- **WHAT IS EXPECTED**
Tally every line of the listing where the string "this" is found, and state the total alone.

Source data:

↓

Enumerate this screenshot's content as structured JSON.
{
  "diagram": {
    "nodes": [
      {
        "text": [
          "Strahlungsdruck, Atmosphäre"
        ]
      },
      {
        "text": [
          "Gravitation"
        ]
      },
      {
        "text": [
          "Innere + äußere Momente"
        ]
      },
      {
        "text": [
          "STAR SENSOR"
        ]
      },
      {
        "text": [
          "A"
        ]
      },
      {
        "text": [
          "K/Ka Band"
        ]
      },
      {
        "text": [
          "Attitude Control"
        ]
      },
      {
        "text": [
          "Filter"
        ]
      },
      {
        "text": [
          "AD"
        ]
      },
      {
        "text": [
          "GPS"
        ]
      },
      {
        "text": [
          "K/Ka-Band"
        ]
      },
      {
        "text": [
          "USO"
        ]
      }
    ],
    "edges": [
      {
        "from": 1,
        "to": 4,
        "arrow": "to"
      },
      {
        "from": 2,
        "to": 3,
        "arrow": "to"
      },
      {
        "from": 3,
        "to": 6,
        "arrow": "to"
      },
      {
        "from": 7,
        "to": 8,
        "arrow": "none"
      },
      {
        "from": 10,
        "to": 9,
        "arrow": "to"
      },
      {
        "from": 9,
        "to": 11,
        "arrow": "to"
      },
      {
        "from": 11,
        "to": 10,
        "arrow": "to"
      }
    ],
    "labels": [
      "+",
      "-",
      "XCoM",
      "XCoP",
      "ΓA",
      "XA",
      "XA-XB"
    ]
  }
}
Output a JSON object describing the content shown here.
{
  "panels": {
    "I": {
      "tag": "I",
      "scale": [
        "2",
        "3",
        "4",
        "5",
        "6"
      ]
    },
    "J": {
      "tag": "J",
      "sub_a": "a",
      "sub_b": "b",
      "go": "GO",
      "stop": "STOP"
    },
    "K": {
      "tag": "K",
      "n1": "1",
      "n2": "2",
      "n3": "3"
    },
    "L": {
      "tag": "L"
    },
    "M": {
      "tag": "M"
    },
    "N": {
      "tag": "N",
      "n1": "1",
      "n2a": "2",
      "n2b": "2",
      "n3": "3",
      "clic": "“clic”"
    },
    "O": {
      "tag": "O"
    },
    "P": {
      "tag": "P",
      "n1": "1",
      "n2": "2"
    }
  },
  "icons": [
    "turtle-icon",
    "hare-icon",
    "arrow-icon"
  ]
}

↑
↓

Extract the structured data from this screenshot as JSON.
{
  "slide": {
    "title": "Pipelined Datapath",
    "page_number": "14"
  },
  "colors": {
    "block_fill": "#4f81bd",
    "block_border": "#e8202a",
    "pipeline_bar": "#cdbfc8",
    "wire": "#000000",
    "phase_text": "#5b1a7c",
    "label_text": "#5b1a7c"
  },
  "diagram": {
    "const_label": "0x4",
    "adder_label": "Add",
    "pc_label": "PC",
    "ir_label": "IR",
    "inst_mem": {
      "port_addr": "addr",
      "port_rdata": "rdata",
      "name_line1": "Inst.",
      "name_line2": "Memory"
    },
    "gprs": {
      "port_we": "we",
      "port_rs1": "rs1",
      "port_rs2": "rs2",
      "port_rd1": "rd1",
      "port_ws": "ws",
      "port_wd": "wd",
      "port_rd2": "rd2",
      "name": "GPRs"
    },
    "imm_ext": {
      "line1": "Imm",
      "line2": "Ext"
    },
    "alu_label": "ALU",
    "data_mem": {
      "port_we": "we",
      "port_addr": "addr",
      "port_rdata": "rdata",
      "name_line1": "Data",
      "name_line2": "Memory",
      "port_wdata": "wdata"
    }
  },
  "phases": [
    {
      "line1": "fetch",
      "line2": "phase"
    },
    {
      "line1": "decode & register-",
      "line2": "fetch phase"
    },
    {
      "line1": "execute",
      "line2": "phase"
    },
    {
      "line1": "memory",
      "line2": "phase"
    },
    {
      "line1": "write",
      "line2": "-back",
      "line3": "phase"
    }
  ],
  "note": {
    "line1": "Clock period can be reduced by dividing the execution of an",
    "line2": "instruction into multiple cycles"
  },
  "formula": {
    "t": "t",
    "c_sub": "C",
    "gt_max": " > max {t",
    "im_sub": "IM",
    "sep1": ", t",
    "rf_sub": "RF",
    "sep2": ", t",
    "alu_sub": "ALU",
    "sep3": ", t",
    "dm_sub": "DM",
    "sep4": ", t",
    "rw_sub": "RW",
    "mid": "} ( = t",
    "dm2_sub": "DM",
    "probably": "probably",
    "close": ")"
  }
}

↑

- **SOLUTION**
2